Exercise directions →
Each record below should appear again exactly as written.

# Start of Stored rows

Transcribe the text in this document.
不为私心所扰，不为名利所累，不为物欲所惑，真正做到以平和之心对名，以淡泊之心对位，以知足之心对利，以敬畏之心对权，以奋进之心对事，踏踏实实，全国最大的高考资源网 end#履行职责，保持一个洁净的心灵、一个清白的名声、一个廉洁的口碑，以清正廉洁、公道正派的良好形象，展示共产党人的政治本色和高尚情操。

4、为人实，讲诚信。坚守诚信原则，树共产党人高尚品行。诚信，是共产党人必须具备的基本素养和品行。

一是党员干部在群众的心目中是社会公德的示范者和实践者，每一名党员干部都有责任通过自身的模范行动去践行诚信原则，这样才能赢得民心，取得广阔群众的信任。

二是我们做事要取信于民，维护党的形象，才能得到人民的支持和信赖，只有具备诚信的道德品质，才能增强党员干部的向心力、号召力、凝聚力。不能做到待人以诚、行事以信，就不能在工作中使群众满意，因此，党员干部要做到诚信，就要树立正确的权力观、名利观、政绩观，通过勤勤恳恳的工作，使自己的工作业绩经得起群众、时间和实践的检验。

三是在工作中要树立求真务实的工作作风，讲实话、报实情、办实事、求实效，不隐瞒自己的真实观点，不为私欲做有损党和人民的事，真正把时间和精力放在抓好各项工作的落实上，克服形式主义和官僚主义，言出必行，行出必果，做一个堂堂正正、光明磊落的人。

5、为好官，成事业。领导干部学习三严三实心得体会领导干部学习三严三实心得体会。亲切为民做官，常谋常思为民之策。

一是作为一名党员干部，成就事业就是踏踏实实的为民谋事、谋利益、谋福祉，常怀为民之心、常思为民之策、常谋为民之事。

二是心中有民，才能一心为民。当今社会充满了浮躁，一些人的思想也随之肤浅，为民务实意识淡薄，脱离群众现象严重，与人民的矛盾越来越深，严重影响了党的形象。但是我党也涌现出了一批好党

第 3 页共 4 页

# End of Stored rows

Result →
Transcribe the text in this document.
不为私心所扰，不为名利所累，不为物欲所惑，真正做到以平和之心对名，以淡泊之心对位，以知足之心对利，以敬畏之心对权，以奋进之心对事，踏踏实实，全国最大的高考资源网 end#履行职责，保持一个洁净的心灵、一个清白的名声、一个廉洁的口碑，以清正廉洁、公道正派的良好形象，展示共产党人的政治本色和高尚情操。

4、为人实，讲诚信。坚守诚信原则，树共产党人高尚品行。诚信，是共产党人必须具备的基本素养和品行。

一是党员干部在群众的心目中是社会公德的示范者和实践者，每一名党员干部都有责任通过自身的模范行动去践行诚信原则，这样才能赢得民心，取得广阔群众的信任。

二是我们做事要取信于民，维护党的形象，才能得到人民的支持和信赖，只有具备诚信的道德品质，才能增强党员干部的向心力、号召力、凝聚力。不能做到待人以诚、行事以信，就不能在工作中使群众满意，因此，党员干部要做到诚信，就要树立正确的权力观、名利观、政绩观，通过勤勤恳恳的工作，使自己的工作业绩经得起群众、时间和实践的检验。

三是在工作中要树立求真务实的工作作风，讲实话、报实情、办实事、求实效，不隐瞒自己的真实观点，不为私欲做有损党和人民的事，真正把时间和精力放在抓好各项工作的落实上，克服形式主义和官僚主义，言出必行，行出必果，做一个堂堂正正、光明磊落的人。

5、为好官，成事业。领导干部学习三严三实心得体会领导干部学习三严三实心得体会。亲切为民做官，常谋常思为民之策。

一是作为一名党员干部，成就事业就是踏踏实实的为民谋事、谋利益、谋福祉，常怀为民之心、常思为民之策、常谋为民之事。

二是心中有民，才能一心为民。当今社会充满了浮躁，一些人的思想也随之肤浅，为民务实意识淡薄，脱离群众现象严重，与人民的矛盾越来越深，严重影响了党的形象。但是我党也涌现出了一批好党

第 3 页共 4 页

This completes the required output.